■ Short problem: Omit all pictures, then retype the data exactly as given.

++++++

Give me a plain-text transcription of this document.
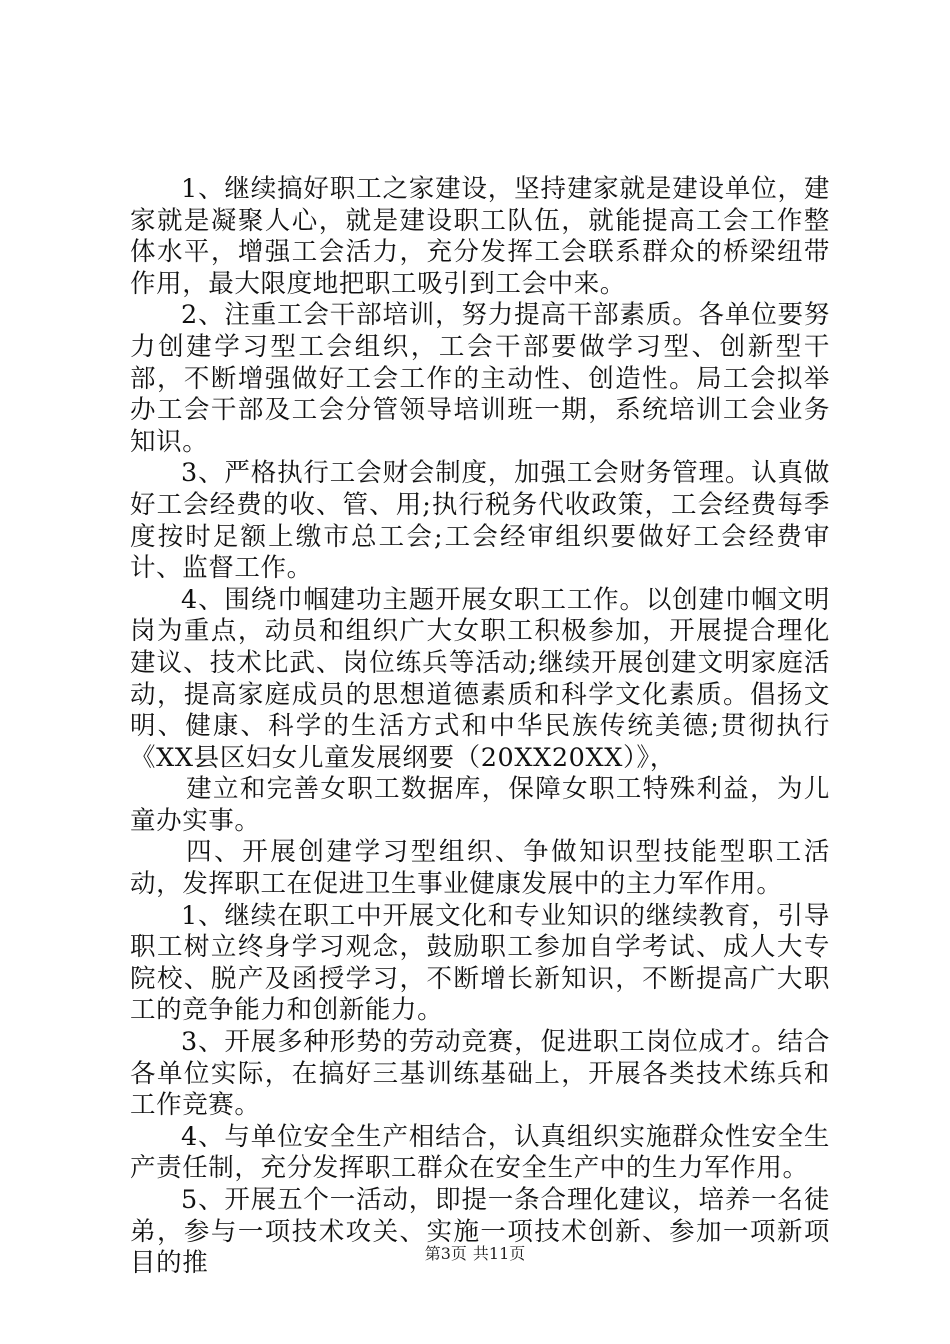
1、继续搞好职工之家建设，坚持建家就是建设单位，建家就是凝聚人心，就是建设职工队伍，就能提高工会工作整体水平，增强工会活力，充分发挥工会联系群众的桥梁纽带作用，最大限度地把职工吸引到工会中来。

2、注重工会干部培训，努力提高干部素质。各单位要努力创建学习型工会组织，工会干部要做学习型、创新型干部，不断增强做好工会工作的主动性、创造性。局工会拟举办工会干部及工会分管领导培训班一期，系统培训工会业务知识。

3、严格执行工会财会制度，加强工会财务管理。认真做好工会经费的收、管、用;执行税务代收政策，工会经费每季度按时足额上缴市总工会;工会经审组织要做好工会经费审计、监督工作。

4、围绕巾帼建功主题开展女职工工作。以创建巾帼文明岗为重点，动员和组织广大女职工积极参加，开展提合理化建议、技术比武、岗位练兵等活动;继续开展创建文明家庭活动，提高家庭成员的思想道德素质和科学文化素质。倡扬文明、健康、科学的生活方式和中华民族传统美德;贯彻执行《XX县区妇女儿童发展纲要（20XX20XX）》，

建立和完善女职工数据库，保障女职工特殊利益，为儿童办实事。

四、开展创建学习型组织、争做知识型技能型职工活动，发挥职工在促进卫生事业健康发展中的主力军作用。

1、继续在职工中开展文化和专业知识的继续教育，引导职工树立终身学习观念，鼓励职工参加自学考试、成人大专院校、脱产及函授学习，不断增长新知识，不断提高广大职工的竞争能力和创新能力。

3、开展多种形势的劳动竞赛，促进职工岗位成才。结合各单位实际，在搞好三基训练基础上，开展各类技术练兵和工作竞赛。

4、与单位安全生产相结合，认真组织实施群众性安全生产责任制，充分发挥职工群众在安全生产中的生力军作用。

5、开展五个一活动，即提一条合理化建议，培养一名徒弟，参与一项技术攻关、实施一项技术创新、参加一项新项目的推	第3页 共11页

++++++

■ The completed task:
Give me a plain-text transcription of this document.
1、继续搞好职工之家建设，坚持建家就是建设单位，建家就是凝聚人心，就是建设职工队伍，就能提高工会工作整体水平，增强工会活力，充分发挥工会联系群众的桥梁纽带作用，最大限度地把职工吸引到工会中来。

2、注重工会干部培训，努力提高干部素质。各单位要努力创建学习型工会组织，工会干部要做学习型、创新型干部，不断增强做好工会工作的主动性、创造性。局工会拟举办工会干部及工会分管领导培训班一期，系统培训工会业务知识。

3、严格执行工会财会制度，加强工会财务管理。认真做好工会经费的收、管、用;执行税务代收政策，工会经费每季度按时足额上缴市总工会;工会经审组织要做好工会经费审计、监督工作。

4、围绕巾帼建功主题开展女职工工作。以创建巾帼文明岗为重点，动员和组织广大女职工积极参加，开展提合理化建议、技术比武、岗位练兵等活动;继续开展创建文明家庭活动，提高家庭成员的思想道德素质和科学文化素质。倡扬文明、健康、科学的生活方式和中华民族传统美德;贯彻执行《XX县区妇女儿童发展纲要（20XX20XX）》，

建立和完善女职工数据库，保障女职工特殊利益，为儿童办实事。

四、开展创建学习型组织、争做知识型技能型职工活动，发挥职工在促进卫生事业健康发展中的主力军作用。

1、继续在职工中开展文化和专业知识的继续教育，引导职工树立终身学习观念，鼓励职工参加自学考试、成人大专院校、脱产及函授学习，不断增长新知识，不断提高广大职工的竞争能力和创新能力。

3、开展多种形势的劳动竞赛，促进职工岗位成才。结合各单位实际，在搞好三基训练基础上，开展各类技术练兵和工作竞赛。

4、与单位安全生产相结合，认真组织实施群众性安全生产责任制，充分发挥职工群众在安全生产中的生力军作用。

5、开展五个一活动，即提一条合理化建议，培养一名徒弟，参与一项技术攻关、实施一项技术创新、参加一项新项目的推	第3页 共11页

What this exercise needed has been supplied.